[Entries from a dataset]
◇ ◇ ◇

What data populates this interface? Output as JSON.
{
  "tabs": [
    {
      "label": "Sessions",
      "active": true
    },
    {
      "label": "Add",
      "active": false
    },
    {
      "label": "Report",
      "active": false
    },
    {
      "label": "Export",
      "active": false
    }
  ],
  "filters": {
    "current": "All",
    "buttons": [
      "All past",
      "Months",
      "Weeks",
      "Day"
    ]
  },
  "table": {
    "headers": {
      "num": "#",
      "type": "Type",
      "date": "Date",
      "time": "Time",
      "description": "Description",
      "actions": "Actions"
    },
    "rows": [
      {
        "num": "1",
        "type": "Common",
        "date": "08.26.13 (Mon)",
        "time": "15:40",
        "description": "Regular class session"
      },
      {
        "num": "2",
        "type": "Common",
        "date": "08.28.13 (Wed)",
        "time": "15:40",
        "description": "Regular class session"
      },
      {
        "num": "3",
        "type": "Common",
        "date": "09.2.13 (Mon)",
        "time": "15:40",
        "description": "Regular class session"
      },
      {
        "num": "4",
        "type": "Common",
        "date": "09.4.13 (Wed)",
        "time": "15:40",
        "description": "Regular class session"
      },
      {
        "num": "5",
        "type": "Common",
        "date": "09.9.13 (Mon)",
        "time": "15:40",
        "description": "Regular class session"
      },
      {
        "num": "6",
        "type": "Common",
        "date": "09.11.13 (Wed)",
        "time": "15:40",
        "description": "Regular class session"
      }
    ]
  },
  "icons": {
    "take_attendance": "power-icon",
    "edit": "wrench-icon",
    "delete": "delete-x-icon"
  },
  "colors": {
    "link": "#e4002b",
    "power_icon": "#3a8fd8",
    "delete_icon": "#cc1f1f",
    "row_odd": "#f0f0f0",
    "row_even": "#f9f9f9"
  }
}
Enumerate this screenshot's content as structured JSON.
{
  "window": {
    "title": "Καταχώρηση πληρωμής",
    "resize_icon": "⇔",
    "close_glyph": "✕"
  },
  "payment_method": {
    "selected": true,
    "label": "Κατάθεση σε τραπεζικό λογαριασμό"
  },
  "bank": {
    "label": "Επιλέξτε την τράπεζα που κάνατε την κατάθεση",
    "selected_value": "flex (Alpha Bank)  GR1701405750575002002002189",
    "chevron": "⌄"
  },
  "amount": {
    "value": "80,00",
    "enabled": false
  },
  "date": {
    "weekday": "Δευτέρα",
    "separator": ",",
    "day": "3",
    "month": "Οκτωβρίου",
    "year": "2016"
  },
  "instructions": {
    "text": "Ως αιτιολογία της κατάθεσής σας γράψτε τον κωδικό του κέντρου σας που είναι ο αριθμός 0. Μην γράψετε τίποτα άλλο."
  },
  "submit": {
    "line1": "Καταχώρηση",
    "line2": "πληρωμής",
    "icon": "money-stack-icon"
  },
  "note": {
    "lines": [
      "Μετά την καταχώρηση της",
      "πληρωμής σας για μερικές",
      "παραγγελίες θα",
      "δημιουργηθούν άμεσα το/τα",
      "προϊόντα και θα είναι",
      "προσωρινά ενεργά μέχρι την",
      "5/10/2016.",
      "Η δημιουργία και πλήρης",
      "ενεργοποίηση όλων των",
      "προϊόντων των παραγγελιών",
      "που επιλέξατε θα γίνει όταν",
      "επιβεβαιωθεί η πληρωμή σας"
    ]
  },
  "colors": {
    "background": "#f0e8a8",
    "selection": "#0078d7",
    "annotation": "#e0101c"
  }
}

◇ ◇ ◇

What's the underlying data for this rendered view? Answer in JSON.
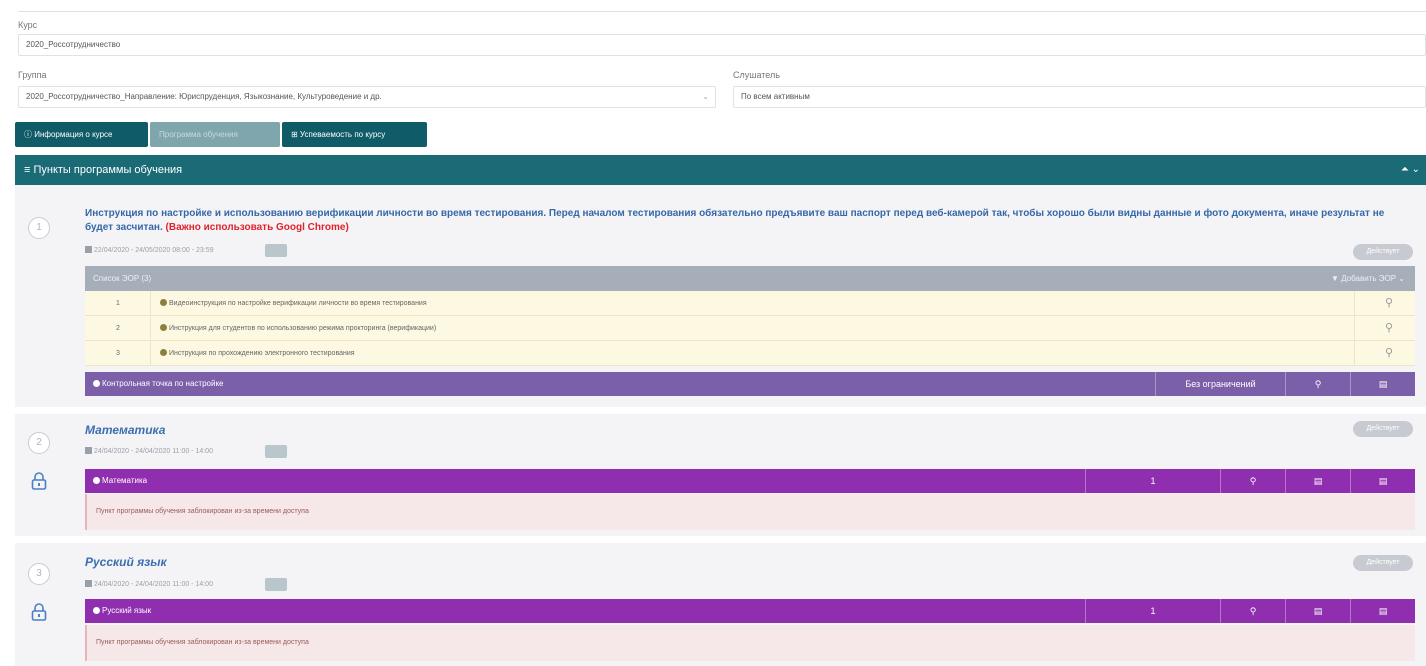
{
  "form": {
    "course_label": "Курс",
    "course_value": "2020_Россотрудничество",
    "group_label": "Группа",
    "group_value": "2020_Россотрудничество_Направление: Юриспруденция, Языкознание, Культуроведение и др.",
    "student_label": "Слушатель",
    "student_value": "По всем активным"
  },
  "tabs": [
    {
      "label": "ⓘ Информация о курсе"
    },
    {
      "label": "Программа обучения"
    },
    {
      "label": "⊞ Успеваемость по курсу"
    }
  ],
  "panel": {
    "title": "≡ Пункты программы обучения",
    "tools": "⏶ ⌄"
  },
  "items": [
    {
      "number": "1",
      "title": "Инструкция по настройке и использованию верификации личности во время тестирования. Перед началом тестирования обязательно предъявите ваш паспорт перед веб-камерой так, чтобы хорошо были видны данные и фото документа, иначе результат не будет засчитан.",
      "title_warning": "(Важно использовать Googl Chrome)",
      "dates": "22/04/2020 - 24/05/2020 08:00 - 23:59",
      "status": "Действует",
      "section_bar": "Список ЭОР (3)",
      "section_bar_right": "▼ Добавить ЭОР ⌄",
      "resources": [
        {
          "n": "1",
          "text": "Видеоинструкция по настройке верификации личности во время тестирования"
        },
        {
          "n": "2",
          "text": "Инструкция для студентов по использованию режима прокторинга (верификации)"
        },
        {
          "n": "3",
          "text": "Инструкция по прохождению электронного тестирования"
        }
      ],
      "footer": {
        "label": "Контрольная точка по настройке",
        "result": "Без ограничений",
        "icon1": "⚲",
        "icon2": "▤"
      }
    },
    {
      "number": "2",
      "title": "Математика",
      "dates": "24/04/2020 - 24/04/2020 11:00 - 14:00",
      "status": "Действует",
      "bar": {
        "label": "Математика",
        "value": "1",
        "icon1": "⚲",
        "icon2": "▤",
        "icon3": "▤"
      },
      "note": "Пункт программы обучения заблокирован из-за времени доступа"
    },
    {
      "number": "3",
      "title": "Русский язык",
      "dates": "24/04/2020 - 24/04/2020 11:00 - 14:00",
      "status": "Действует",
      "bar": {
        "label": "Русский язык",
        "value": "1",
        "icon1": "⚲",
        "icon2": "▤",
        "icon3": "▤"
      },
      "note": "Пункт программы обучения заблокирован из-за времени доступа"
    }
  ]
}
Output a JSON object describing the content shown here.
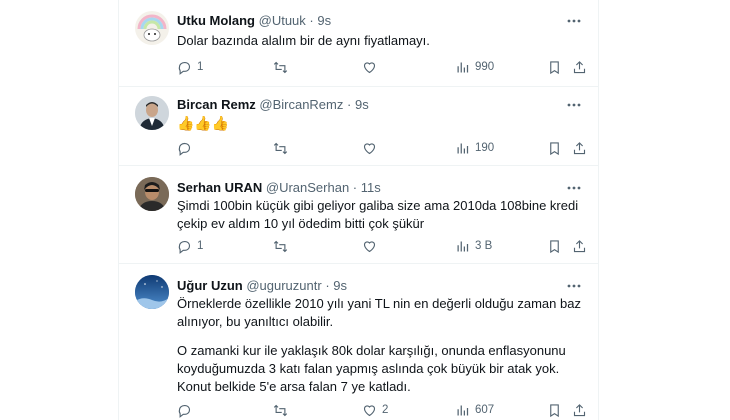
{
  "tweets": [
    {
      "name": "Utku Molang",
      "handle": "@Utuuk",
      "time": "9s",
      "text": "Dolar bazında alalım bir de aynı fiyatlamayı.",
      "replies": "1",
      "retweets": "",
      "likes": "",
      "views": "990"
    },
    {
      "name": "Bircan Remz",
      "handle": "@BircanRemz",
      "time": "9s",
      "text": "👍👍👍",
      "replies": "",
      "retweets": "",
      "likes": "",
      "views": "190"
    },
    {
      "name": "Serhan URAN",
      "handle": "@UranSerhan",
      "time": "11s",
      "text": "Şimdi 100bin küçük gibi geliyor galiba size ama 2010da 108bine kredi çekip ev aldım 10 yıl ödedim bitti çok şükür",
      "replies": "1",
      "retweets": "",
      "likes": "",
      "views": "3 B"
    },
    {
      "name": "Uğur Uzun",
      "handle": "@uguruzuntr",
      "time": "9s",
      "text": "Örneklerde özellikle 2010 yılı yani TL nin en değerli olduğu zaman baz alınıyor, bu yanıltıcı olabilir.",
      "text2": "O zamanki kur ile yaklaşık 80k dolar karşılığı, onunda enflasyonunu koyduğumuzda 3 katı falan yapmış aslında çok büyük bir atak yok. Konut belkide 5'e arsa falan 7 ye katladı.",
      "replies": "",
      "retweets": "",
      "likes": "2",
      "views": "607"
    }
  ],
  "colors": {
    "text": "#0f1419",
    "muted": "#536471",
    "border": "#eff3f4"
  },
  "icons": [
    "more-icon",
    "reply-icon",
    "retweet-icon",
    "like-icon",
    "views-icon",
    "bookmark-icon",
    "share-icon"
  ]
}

◇ ◇ ◇

Copy every line above in which the string "name" shows up.

      "name": "Utku Molang",
      "name": "Bircan Remz",
      "name": "Serhan URAN",
      "name": "Uğur Uzun",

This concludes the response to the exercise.